> YOUR GOAL: Identify the lines that contain the string "ICEauthority", then copy each of them.

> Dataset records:
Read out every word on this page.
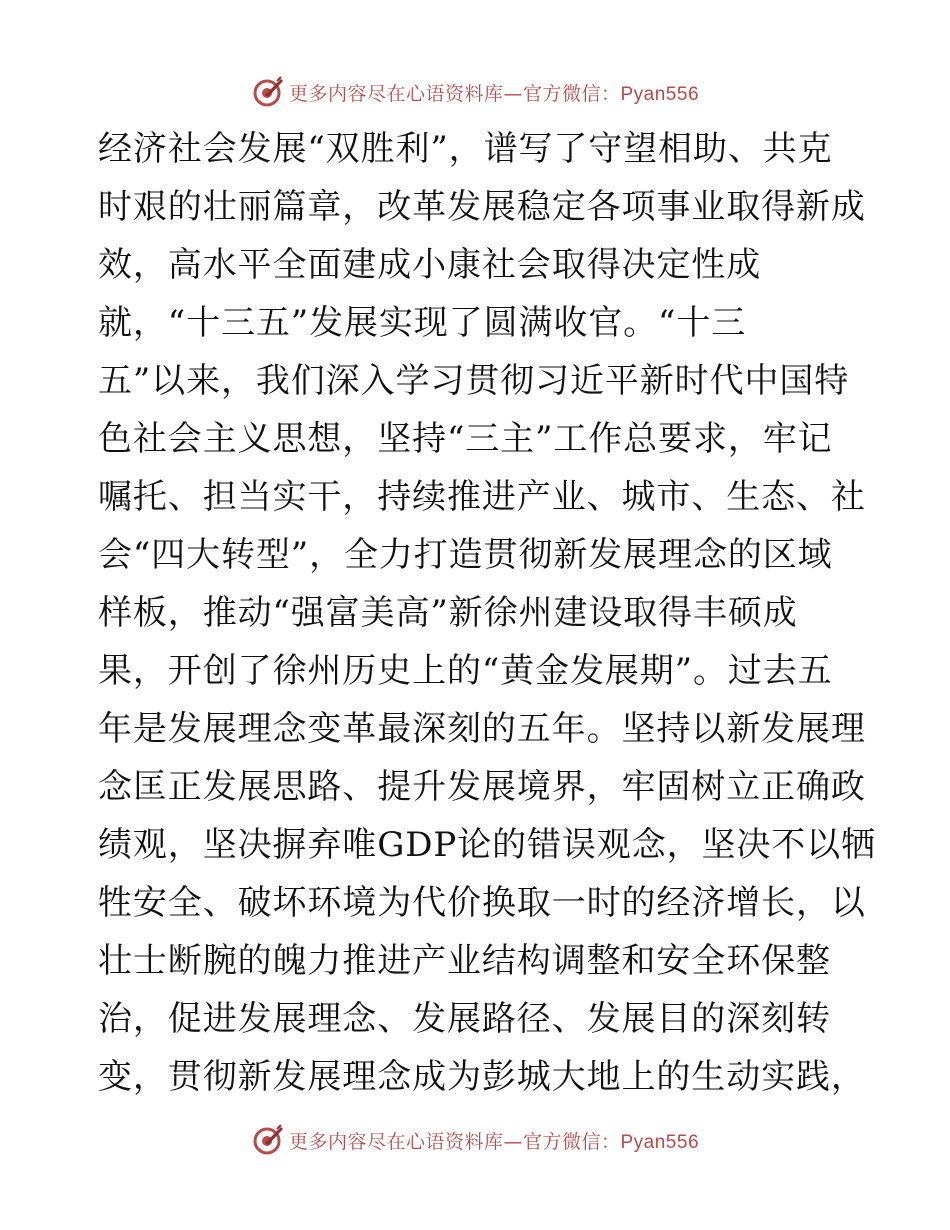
更多内容尽在心语资料库—官方微信：Pyan556
经济社会发展“双胜利”，谱写了守望相助、共克
时艰的壮丽篇章，改革发展稳定各项事业取得新成
效，高水平全面建成小康社会取得决定性成
就，“十三五”发展实现了圆满收官。“十三
五”以来，我们深入学习贯彻习近平新时代中国特
色社会主义思想，坚持“三主”工作总要求，牢记
嘱托、担当实干，持续推进产业、城市、生态、社
会“四大转型”，全力打造贯彻新发展理念的区域
样板，推动“强富美高”新徐州建设取得丰硕成
果，开创了徐州历史上的“黄金发展期”。过去五
年是发展理念变革最深刻的五年。坚持以新发展理
念匡正发展思路、提升发展境界，牢固树立正确政
绩观，坚决摒弃唯GDP论的错误观念，坚决不以牺
牲安全、破坏环境为代价换取一时的经济增长，以
壮士断腕的魄力推进产业结构调整和安全环保整
治，促进发展理念、发展路径、发展目的深刻转
变，贯彻新发展理念成为彭城大地上的生动实践，
更多内容尽在心语资料库—官方微信：Pyan556
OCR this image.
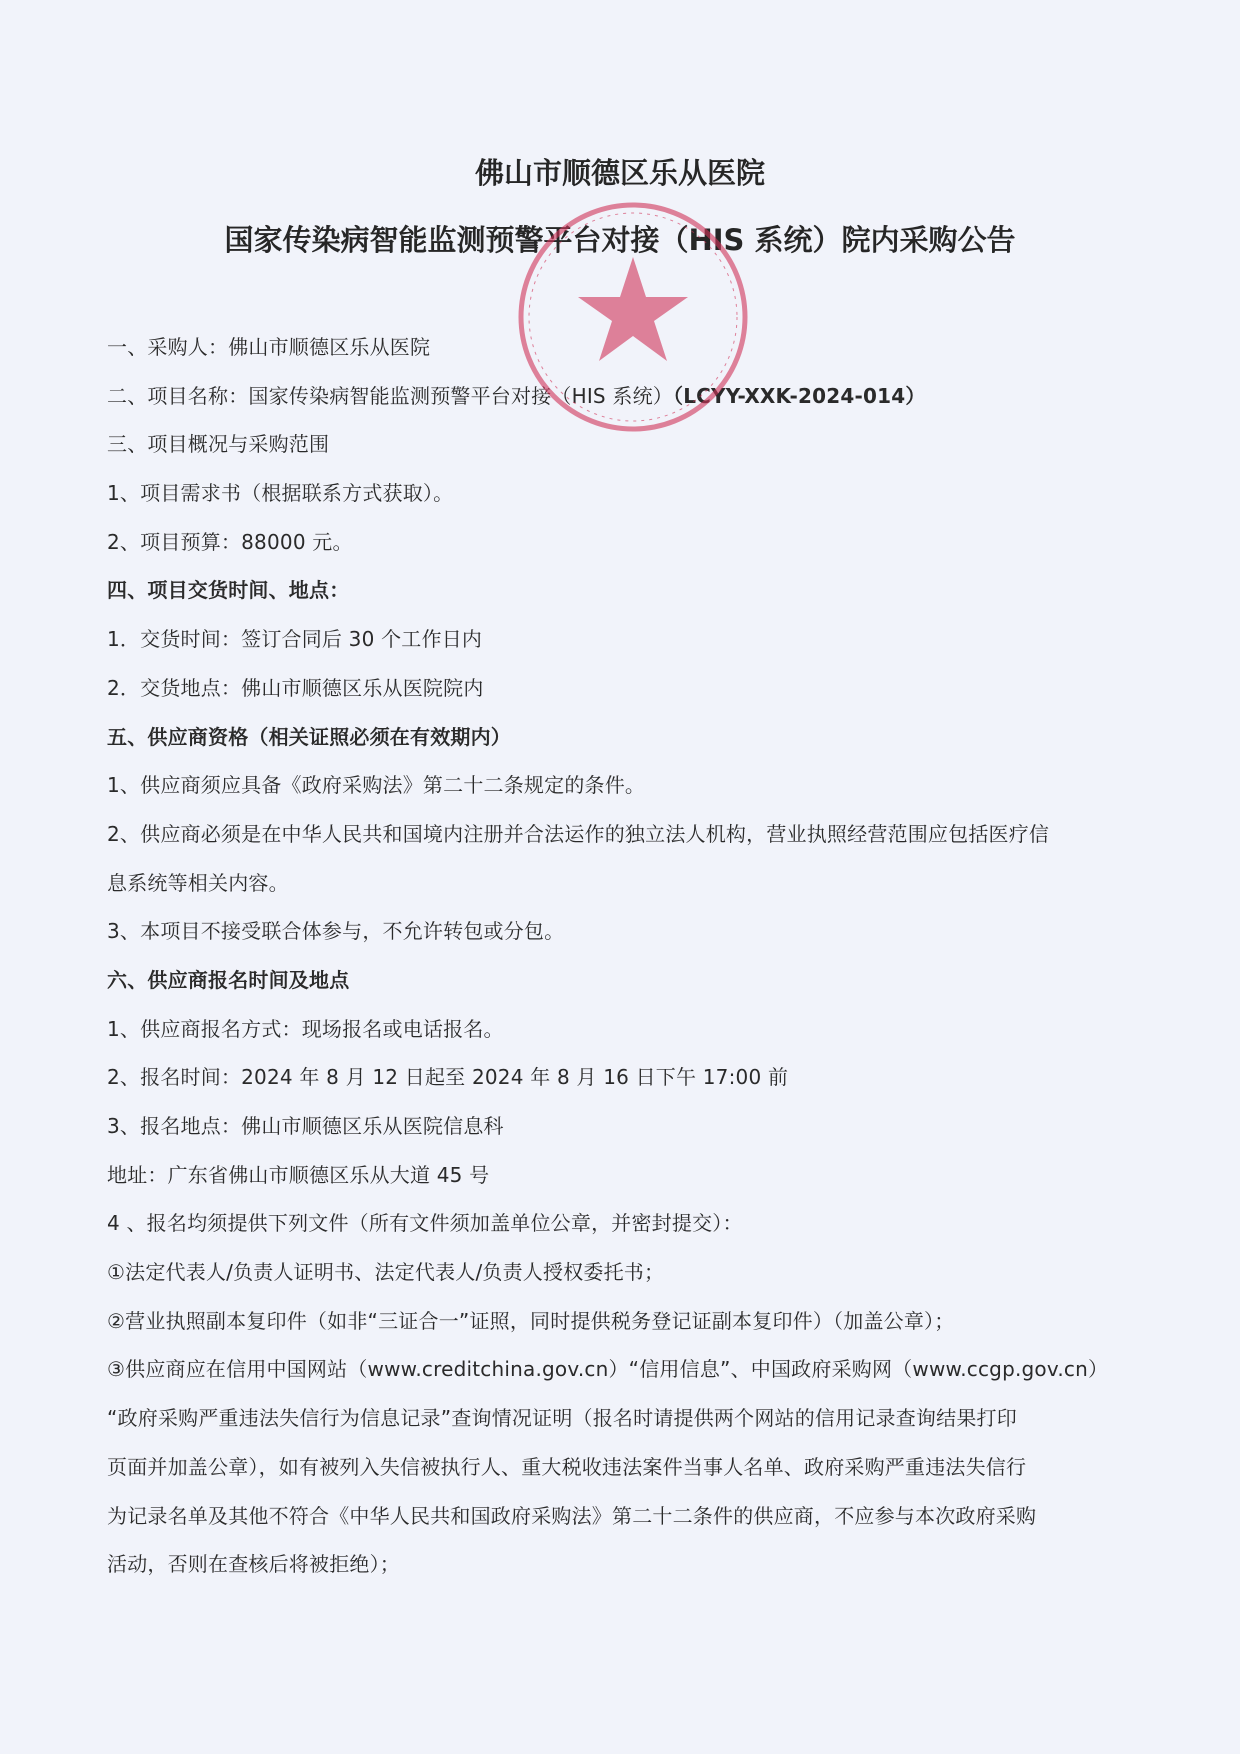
佛山市顺德区乐从医院
国家传染病智能监测预警平台对接（HIS 系统）院内采购公告
一、采购人：佛山市顺德区乐从医院
二、项目名称：国家传染病智能监测预警平台对接（HIS 系统）（LCYY-XXK-2024-014）
三、项目概况与采购范围
1、项目需求书（根据联系方式获取）。
2、项目预算：88000 元。
四、项目交货时间、地点：
1．交货时间：签订合同后 30 个工作日内
2．交货地点：佛山市顺德区乐从医院院内
五、供应商资格（相关证照必须在有效期内）
1、供应商须应具备《政府采购法》第二十二条规定的条件。
2、供应商必须是在中华人民共和国境内注册并合法运作的独立法人机构，营业执照经营范围应包括医疗信
息系统等相关内容。
3、本项目不接受联合体参与，不允许转包或分包。
六、供应商报名时间及地点
1、供应商报名方式：现场报名或电话报名。
2、报名时间：2024 年 8 月 12 日起至 2024 年 8 月 16 日下午 17:00 前
3、报名地点：佛山市顺德区乐从医院信息科
地址：广东省佛山市顺德区乐从大道 45 号
4 、报名均须提供下列文件（所有文件须加盖单位公章，并密封提交）：
①法定代表人/负责人证明书、法定代表人/负责人授权委托书；
②营业执照副本复印件（如非“三证合一”证照，同时提供税务登记证副本复印件）（加盖公章）；
③供应商应在信用中国网站（www.creditchina.gov.cn）“信用信息”、中国政府采购网（www.ccgp.gov.cn）
“政府采购严重违法失信行为信息记录”查询情况证明（报名时请提供两个网站的信用记录查询结果打印
页面并加盖公章），如有被列入失信被执行人、重大税收违法案件当事人名单、政府采购严重违法失信行
为记录名单及其他不符合《中华人民共和国政府采购法》第二十二条件的供应商，不应参与本次政府采购
活动，否则在查核后将被拒绝）；
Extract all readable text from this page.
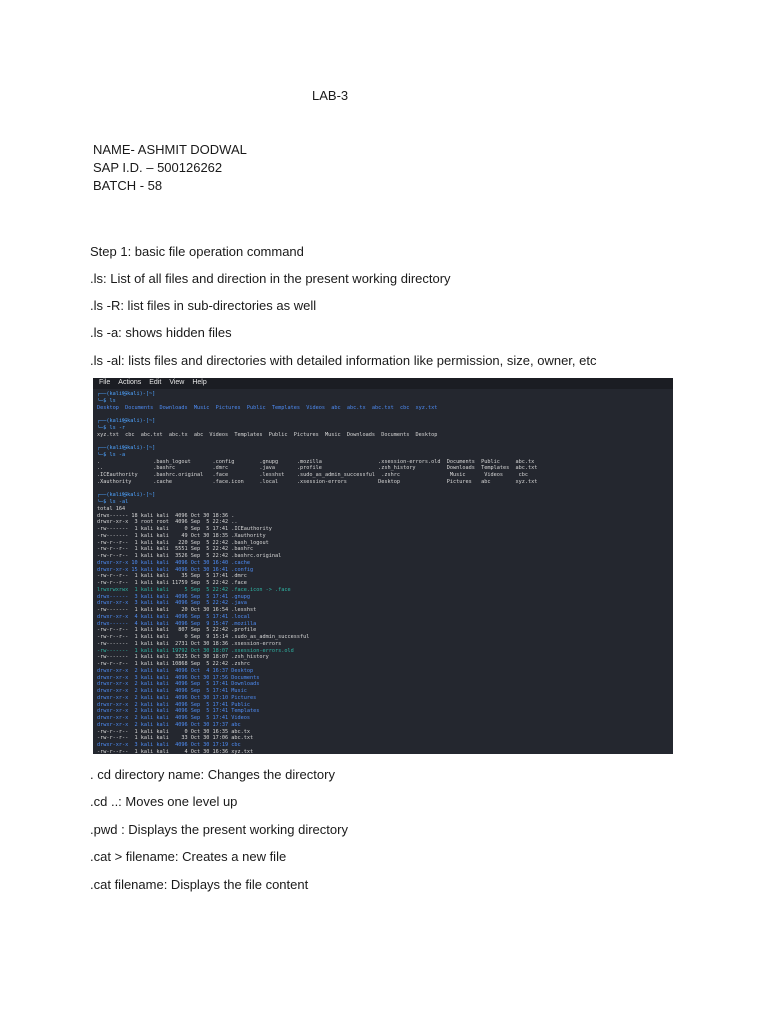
LAB-3
NAME- ASHMIT DODWAL
SAP I.D. – 500126262
BATCH - 58
Step 1: basic file operation command
.ls: List of all files and direction in the present working directory
.ls -R: list files in sub-directories as well
.ls -a: shows hidden files
.ls -al: lists files and directories with detailed information like permission, size, owner, etc
File Actions Edit View Help
┌──(kali㉿kali)-[~]
└─$ ls
Desktop  Documents  Downloads  Music  Pictures  Public  Templates  Videos  abc  abc.tx  abc.txt  cbc  xyz.txt
┌──(kali㉿kali)-[~]
└─$ ls -r
xyz.txt  cbc  abc.txt  abc.tx  abc  Videos  Templates  Public  Pictures  Music  Downloads  Documents  Desktop
┌──(kali㉿kali)-[~]
└─$ ls -a
.                 .bash_logout       .config        .gnupg      .mozilla                  .xsession-errors.old  Documents  Public     abc.tx
..                .bashrc            .dmrc          .java       .profile                  .zsh_history          Downloads  Templates  abc.txt
.ICEauthority     .bashrc.original   .face          .lesshst    .sudo_as_admin_successful  .zshrc                Music      Videos     cbc
.Xauthority       .cache             .face.icon     .local      .xsession-errors          Desktop               Pictures   abc        xyz.txt
┌──(kali㉿kali)-[~]
└─$ ls -al
total 164
drwx------ 18 kali kali  4096 Oct 30 18:36 .
drwxr-xr-x  3 root root  4096 Sep  5 22:42 ..
-rw-------  1 kali kali     0 Sep  5 17:41 .ICEauthority
-rw-------  1 kali kali    49 Oct 30 18:35 .Xauthority
-rw-r--r--  1 kali kali   220 Sep  5 22:42 .bash_logout
-rw-r--r--  1 kali kali  5551 Sep  5 22:42 .bashrc
-rw-r--r--  1 kali kali  3526 Sep  5 22:42 .bashrc.original
drwxr-xr-x 10 kali kali  4096 Oct 30 16:40 .cache
drwxr-xr-x 15 kali kali  4096 Oct 30 16:41 .config
-rw-r--r--  1 kali kali    35 Sep  5 17:41 .dmrc
-rw-r--r--  1 kali kali 11759 Sep  5 22:42 .face
lrwxrwxrwx  1 kali kali     5 Sep  5 22:42 .face.icon -> .face
drwx------  3 kali kali  4096 Sep  5 17:41 .gnupg
drwxr-xr-x  3 kali kali  4096 Sep  5 22:42 .java
-rw-------  1 kali kali    20 Oct 30 16:54 .lesshst
drwxr-xr-x  4 kali kali  4096 Sep  5 17:41 .local
drwx------  4 kali kali  4096 Sep  9 15:47 .mozilla
-rw-r--r--  1 kali kali   807 Sep  5 22:42 .profile
-rw-r--r--  1 kali kali     0 Sep  9 15:14 .sudo_as_admin_successful
-rw-------  1 kali kali  2731 Oct 30 18:36 .xsession-errors
-rw-------  1 kali kali 19792 Oct 30 18:07 .xsession-errors.old
-rw-------  1 kali kali  3525 Oct 30 18:07 .zsh_history
-rw-r--r--  1 kali kali 10868 Sep  5 22:42 .zshrc
drwxr-xr-x  2 kali kali  4096 Oct  4 16:37 Desktop
drwxr-xr-x  3 kali kali  4096 Oct 30 17:56 Documents
drwxr-xr-x  2 kali kali  4096 Sep  5 17:41 Downloads
drwxr-xr-x  2 kali kali  4096 Sep  5 17:41 Music
drwxr-xr-x  2 kali kali  4096 Oct 30 17:10 Pictures
drwxr-xr-x  2 kali kali  4096 Sep  5 17:41 Public
drwxr-xr-x  2 kali kali  4096 Sep  5 17:41 Templates
drwxr-xr-x  2 kali kali  4096 Sep  5 17:41 Videos
drwxr-xr-x  2 kali kali  4096 Oct 30 17:37 abc
-rw-r--r--  1 kali kali     0 Oct 30 16:35 abc.tx
-rw-r--r--  1 kali kali    33 Oct 30 17:06 abc.txt
drwxr-xr-x  3 kali kali  4096 Oct 30 17:19 cbc
-rw-r--r--  1 kali kali     4 Oct 30 16:36 xyz.txt
. cd directory name: Changes the directory
.cd ..: Moves one level up
.pwd : Displays the present working directory
.cat > filename: Creates a new file
.cat filename: Displays the file content
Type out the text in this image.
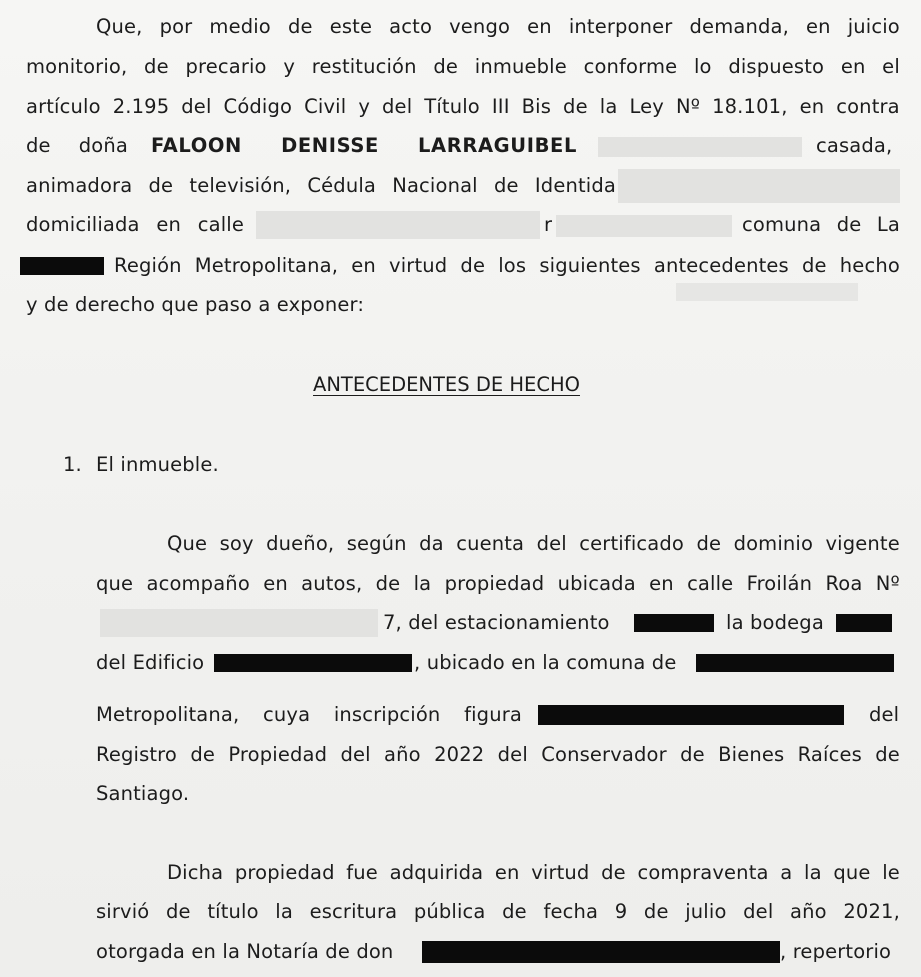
Que, por medio de este acto vengo en interponer demanda, en juicio
monitorio, de precario y restitución de inmueble conforme lo dispuesto en el
artículo 2.195 del Código Civil y del Título III Bis de la Ley Nº 18.101, en contra
de doña FALOON DENISSE LARRAGUIBEL	casada,
animadora de televisión, Cédula Nacional de Identida
domiciliada en calle	r	comuna de La
Región Metropolitana, en virtud de los siguientes antecedentes de hecho
y de derecho que paso a exponer:
ANTECEDENTES DE HECHO
1. El inmueble.
Que soy dueño, según da cuenta del certificado de dominio vigente
que acompaño en autos, de la propiedad ubicada en calle Froilán Roa Nº
7, del estacionamiento	la bodega
del Edificio	, ubicado en la comuna de
Metropolitana, cuya inscripción figura	del
Registro de Propiedad del año 2022 del Conservador de Bienes Raíces de
Santiago.
Dicha propiedad fue adquirida en virtud de compraventa a la que le
sirvió de título la escritura pública de fecha 9 de julio del año 2021,
otorgada en la Notaría de don	, repertorio
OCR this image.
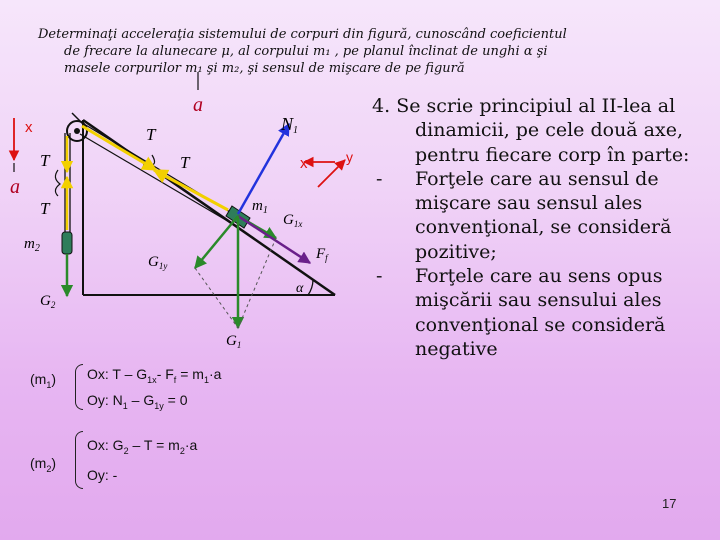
Determinaţi acceleraţia sistemului de corpuri din figură, cunoscând coeficientul
de frecare la alunecare μ, al corpului m₁ , pe planul înclinat de unghi α şi
masele corpurilor m₁ şi m₂, şi sensul de mişcare de pe figură
α
a
a
x
x	y
N1
T
T
T
T	$m_1$
$m_2$
$G_{1x}$
$G_{1y}$
$F_f$
$G_1$
$G_2$
$(m_1)$ Ox: T – $G_{1x}-$ $F_f = m_1\cdot a$
Oy: $N_1 - G_{1y} = 0$
$(m_2)$
Ox: $G_2 - T = m_2\cdot a$
Oy: -
4. Se scrie principiul al II-lea al dinamicii, pe cele două axe, pentru fiecare corp în parte:
- Forţele care au sensul de mişcare sau sensul ales convenţional, se consideră pozitive;
- Forţele care au sens opus mişcării sau sensului ales convenţional se consideră negative
17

> TASK ANSWER:
.ICEauthority     .bashrc.original   .face          .lesshst    .sudo_as_admin_successful  .zshrc                Music      Videos     cbc
-rw-------  1 kali kali     0 Sep  5 17:41 .ICEauthority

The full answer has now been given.